● **WORK INSTRUCTIONS**: Look through the entries below and show every line containing the word "that".
□ □ □ □
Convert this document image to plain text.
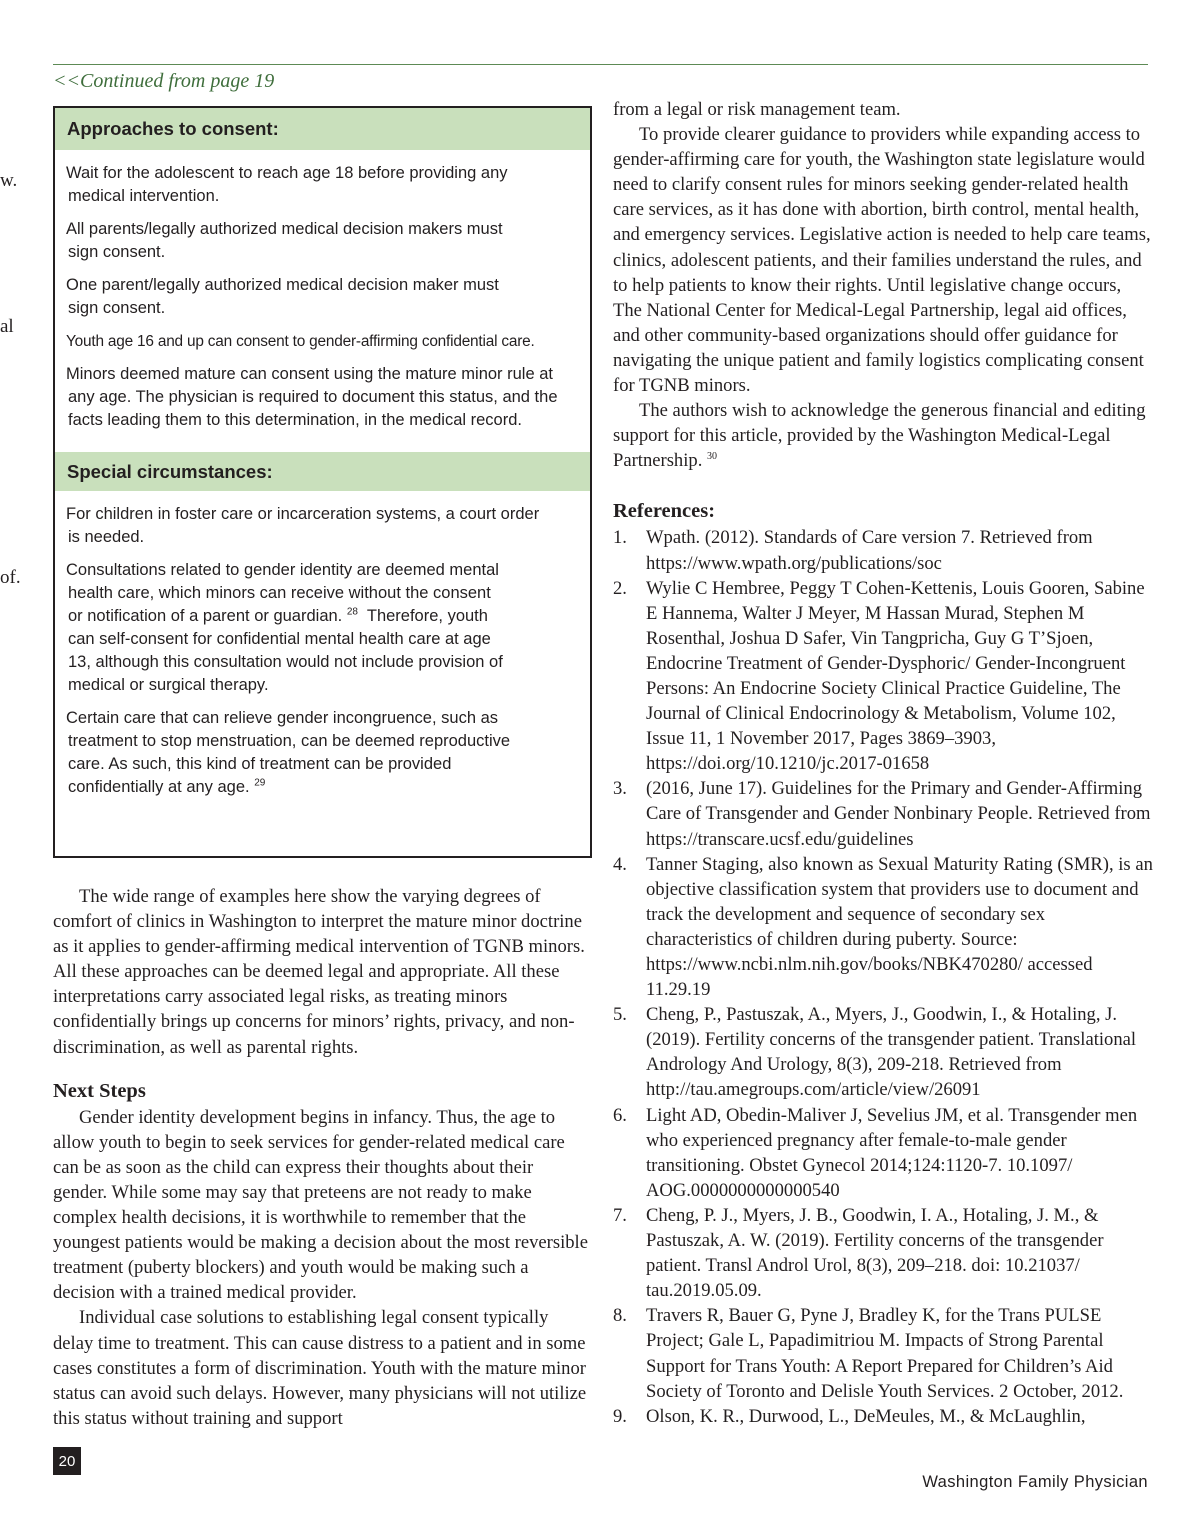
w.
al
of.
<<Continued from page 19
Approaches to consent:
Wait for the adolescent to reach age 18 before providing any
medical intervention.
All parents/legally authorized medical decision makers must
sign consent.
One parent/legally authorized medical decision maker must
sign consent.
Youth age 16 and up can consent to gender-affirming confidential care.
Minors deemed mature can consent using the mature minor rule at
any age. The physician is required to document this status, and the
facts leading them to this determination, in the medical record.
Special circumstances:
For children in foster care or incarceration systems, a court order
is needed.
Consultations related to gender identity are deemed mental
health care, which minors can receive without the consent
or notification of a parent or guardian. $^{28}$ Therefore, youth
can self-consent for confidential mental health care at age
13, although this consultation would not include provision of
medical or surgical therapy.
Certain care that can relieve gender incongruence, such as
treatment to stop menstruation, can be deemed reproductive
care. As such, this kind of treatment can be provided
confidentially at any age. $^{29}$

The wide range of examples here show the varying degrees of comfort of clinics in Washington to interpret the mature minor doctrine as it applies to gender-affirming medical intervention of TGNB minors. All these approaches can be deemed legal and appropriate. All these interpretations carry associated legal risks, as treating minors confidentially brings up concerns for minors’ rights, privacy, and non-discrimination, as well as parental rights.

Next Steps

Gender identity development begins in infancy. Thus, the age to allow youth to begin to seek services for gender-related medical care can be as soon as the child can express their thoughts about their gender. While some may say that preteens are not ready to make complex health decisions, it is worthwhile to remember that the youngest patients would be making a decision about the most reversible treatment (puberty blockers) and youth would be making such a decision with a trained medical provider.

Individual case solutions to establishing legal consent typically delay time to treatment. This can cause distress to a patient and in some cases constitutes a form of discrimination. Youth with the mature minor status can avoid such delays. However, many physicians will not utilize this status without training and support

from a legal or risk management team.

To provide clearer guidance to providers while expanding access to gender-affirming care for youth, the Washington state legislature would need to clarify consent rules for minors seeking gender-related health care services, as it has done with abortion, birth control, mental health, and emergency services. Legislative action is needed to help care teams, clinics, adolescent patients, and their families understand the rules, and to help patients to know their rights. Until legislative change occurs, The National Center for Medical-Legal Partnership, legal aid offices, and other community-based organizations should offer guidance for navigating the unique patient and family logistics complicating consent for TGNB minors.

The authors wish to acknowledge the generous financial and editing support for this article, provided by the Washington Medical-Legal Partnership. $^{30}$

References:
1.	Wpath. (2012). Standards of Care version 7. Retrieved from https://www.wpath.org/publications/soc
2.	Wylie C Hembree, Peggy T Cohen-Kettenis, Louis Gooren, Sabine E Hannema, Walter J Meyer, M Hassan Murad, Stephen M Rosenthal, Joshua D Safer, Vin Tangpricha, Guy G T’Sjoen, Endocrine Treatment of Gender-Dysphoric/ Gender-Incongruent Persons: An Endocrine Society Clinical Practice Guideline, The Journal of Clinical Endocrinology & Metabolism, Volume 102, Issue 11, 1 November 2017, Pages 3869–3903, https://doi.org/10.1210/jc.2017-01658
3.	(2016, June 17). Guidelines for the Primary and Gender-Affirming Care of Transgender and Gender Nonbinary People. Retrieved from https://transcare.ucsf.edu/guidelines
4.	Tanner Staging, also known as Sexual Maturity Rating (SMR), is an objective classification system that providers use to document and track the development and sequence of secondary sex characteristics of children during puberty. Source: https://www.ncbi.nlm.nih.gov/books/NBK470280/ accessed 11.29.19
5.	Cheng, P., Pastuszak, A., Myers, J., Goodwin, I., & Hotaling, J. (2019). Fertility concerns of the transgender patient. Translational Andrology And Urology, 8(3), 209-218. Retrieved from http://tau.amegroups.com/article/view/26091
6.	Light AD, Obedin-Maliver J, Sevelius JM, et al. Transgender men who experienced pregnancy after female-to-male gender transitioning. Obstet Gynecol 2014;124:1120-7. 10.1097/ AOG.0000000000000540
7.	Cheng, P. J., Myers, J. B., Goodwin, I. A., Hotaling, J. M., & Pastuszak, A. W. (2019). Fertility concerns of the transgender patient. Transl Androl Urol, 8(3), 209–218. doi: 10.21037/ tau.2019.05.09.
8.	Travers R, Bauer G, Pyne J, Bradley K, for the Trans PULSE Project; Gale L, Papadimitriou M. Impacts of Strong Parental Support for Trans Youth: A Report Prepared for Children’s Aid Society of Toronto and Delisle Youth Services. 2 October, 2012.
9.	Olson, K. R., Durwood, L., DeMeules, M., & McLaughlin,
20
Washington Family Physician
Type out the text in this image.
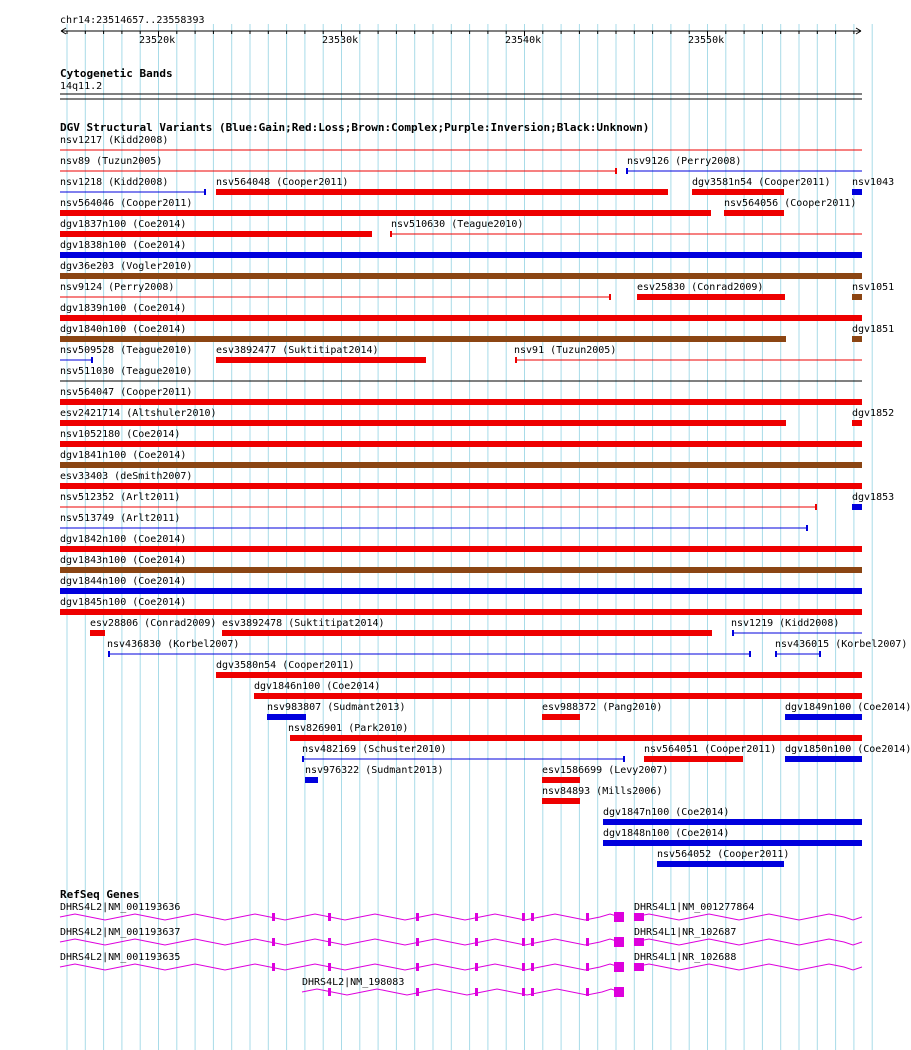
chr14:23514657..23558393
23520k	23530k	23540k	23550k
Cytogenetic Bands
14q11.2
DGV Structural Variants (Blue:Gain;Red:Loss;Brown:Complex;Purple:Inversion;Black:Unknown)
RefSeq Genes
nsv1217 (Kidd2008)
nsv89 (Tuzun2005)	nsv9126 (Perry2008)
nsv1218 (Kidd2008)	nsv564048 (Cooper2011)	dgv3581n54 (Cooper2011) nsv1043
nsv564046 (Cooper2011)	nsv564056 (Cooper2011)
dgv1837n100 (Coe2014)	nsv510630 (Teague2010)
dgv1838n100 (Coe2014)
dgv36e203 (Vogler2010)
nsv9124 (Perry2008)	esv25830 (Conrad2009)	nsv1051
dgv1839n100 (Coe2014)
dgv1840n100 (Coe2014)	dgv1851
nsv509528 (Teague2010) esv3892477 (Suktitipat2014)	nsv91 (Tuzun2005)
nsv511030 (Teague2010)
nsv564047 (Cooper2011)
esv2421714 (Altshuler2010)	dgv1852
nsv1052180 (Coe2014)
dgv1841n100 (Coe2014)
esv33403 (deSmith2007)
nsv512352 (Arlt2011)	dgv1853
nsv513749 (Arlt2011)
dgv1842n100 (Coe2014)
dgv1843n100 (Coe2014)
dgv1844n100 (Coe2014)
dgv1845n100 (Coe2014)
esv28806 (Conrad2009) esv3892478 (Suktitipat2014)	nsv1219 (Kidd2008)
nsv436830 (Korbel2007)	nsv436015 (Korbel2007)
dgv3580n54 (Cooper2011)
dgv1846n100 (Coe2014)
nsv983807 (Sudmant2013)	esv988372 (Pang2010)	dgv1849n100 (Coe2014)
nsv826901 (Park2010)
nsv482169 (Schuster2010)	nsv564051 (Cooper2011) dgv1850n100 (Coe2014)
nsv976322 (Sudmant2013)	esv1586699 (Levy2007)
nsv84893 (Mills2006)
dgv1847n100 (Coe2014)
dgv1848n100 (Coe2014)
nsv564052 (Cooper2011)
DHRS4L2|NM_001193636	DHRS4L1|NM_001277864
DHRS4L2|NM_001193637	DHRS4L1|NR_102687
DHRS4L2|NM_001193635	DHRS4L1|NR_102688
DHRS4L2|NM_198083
□ □ □ □
● **RESULT OF THIS TASK**:
Certain care that can relieve gender incongruence, such as
Gender identity development begins in infancy. Thus, the age to allow youth to begin to seek services for gender-related medical care can be as soon as the child can express their thoughts about their gender. While some may say that preteens are not ready to make complex health decisions, it is worthwhile to remember that the youngest patients would be making a decision about the most reversible treatment (puberty blockers) and youth would be making such a decision with a trained medical provider.
4.	Tanner Staging, also known as Sexual Maturity Rating (SMR), is an objective classification system that providers use to document and track the development and sequence of secondary sex characteristics of children during puberty. Source: https://www.ncbi.nlm.nih.gov/books/NBK470280/ accessed 11.29.19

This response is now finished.